#### Testo del documento:
_ _ _ _
Don Gianni, in questo articolo, fa un viaggio nella storia degli ultimi cento anni offrendoci una speculazione culturale, mistica e politica che oggi diviene un contributo per comprendere quanto importante sia scegliere Cristo in un tempo in cui le utopie hanno lasciato il passo ad un mondo spesso distopico, foriero di nuove forme di schiavitù per l’intera umanità. Buona lettura    (Alessandro Gianmoena)

Quando un cristiano scrive pensieri sulla fine della vita e sull’oltre la morte, è guidato dalla fede della Chiesa. Ma talvolta si avverte che elementi decisivi di questa fede sono stati di fatto rimossi: tra questi il primo è quello di anima spirituale e immortale, diversa per sua natura dal corpo e capace di immortalità. Questo concetto dell’anima è considerato un frutto dell’ellenizzazione del Cristianesimo, ma l’anima di Platone, quella del Fedone, non è una persona né un soggetto. È solamente una natura. Il concetto di anima usato dal Cristianesimo non è tributario della filosofia greca.
_ _ _ _
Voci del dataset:
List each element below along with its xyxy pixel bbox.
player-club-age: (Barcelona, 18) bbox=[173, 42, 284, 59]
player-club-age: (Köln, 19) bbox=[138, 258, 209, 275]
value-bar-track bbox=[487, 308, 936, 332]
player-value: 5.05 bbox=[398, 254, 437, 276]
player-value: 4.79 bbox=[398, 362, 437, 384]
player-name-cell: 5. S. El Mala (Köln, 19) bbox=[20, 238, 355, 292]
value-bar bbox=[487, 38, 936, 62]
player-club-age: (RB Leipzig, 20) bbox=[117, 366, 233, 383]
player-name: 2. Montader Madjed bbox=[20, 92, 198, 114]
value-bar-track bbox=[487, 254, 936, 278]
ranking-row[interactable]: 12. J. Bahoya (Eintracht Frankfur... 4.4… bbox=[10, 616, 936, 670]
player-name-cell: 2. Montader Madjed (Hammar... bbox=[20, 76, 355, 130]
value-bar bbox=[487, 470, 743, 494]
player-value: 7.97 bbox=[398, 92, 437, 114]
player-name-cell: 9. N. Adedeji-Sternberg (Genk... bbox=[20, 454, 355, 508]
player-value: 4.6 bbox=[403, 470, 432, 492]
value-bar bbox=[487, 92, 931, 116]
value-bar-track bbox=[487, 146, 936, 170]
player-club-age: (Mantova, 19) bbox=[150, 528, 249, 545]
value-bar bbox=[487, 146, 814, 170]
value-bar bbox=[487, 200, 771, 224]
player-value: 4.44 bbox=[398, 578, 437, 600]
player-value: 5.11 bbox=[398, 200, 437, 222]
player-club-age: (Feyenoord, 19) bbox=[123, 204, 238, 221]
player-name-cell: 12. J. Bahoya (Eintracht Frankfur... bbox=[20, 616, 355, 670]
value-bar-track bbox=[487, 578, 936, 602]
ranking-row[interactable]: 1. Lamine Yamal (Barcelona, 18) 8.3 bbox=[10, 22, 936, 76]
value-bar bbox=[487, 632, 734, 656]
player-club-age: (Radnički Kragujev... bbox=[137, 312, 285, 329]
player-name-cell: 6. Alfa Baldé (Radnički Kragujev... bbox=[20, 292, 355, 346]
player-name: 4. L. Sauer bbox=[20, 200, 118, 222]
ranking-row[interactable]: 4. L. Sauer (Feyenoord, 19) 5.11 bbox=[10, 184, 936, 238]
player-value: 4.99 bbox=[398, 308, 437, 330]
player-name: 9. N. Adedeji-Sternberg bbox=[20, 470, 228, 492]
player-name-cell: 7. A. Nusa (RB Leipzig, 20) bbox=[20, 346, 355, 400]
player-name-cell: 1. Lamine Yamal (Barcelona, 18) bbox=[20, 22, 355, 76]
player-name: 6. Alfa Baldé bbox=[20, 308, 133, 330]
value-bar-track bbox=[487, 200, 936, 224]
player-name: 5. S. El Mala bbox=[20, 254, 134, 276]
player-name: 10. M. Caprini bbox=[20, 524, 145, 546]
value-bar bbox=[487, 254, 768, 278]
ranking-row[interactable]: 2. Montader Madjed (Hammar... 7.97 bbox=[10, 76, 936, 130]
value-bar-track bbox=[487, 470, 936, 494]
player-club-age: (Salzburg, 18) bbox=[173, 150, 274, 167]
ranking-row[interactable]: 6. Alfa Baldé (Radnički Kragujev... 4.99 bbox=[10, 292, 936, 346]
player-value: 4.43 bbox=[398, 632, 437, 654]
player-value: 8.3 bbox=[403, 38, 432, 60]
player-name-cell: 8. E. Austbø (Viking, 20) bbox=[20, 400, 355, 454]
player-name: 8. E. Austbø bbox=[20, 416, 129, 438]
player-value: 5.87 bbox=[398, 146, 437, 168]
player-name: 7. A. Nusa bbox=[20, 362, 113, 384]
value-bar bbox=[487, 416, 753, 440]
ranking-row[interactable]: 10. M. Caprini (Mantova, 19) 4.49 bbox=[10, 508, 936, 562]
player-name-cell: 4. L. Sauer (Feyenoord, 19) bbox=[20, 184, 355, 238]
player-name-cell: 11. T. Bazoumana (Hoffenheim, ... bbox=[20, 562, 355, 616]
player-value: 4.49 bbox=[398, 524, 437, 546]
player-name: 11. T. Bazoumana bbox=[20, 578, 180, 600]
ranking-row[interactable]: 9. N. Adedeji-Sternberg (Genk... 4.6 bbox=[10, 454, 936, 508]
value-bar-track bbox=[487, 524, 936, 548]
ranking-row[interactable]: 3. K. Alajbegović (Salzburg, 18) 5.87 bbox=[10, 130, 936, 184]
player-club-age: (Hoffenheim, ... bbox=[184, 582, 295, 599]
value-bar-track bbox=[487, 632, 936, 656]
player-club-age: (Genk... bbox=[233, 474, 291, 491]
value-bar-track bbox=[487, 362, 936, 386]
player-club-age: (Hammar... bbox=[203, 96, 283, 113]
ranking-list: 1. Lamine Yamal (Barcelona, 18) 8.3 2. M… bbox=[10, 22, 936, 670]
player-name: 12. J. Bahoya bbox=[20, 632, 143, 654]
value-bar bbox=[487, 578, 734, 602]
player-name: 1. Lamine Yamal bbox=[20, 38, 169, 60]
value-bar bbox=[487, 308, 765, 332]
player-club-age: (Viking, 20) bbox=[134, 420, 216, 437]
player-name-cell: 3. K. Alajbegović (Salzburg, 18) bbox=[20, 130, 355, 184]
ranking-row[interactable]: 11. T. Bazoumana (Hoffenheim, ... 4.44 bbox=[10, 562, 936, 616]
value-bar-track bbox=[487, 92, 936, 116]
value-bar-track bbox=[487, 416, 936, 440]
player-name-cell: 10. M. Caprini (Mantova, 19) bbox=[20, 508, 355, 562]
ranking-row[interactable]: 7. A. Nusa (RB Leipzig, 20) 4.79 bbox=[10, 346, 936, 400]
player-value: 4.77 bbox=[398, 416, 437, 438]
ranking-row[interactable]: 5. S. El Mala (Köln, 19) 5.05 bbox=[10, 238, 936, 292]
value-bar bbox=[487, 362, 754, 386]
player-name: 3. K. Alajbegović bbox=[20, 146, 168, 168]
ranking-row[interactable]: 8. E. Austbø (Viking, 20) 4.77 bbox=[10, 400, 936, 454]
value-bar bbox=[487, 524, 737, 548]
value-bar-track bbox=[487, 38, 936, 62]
_ _ _ _
#### Compiti da svolgere:
a: Nel testo sull'anima e la fede cristiana, riscrivi in forma di elenco puntato il paragrafo che comincia con "Quando un cristiano scrive pensieri", mantenendo i fatti principali.
b: Prosegui il testo sull'anima e la fede cristiana partendo dal punto in cui si interrompe.

#### Risposte dell'esercizio:
a:
- Chi, da cristiano, scrive sulla fine della vita e su ciò che viene dopo la morte segue la fede della Chiesa.
- A volte però alcuni elementi decisivi di questa fede sembrano messi da parte.
- Il primo di questi è l'idea di un'anima spirituale e immortale, diversa per natura dal corpo.
- Quest'idea viene considerata un frutto dell'ellenizzazione del Cristianesimo.
- Ma l'anima di Platone, quella del Fedone, non è una persona né un soggetto: è solo una natura.
- Il concetto di anima usato dal Cristianesimo non dipende quindi dalla filosofia greca.

b:
Per i cristiani, sin dalle origini, la vita cristiana è vita con Cristo e partecipa della sua divinoumanità. Non è il concetto filosofico di anima a venire in primo piano, ma è la concezione della divinizzazione del cristiano per il suo inserimento nel corpo di Cristo. Ed è l’immagine di Cristo come persona che si proietta sul cristiano, sia nella sua dimensione di Figlio unigenito, sia in quella della sua perfetta umanità. Proprio il dogma cristologico è la chiave della comprensione dell’anima cristiana, che è una proiezione della persona di Cristo su ogni cristiano. Ed è quindi interamente persona, legata alle sue azioni e alle sue responsabilità, vera causa della sua perdizione o salvezza eterna.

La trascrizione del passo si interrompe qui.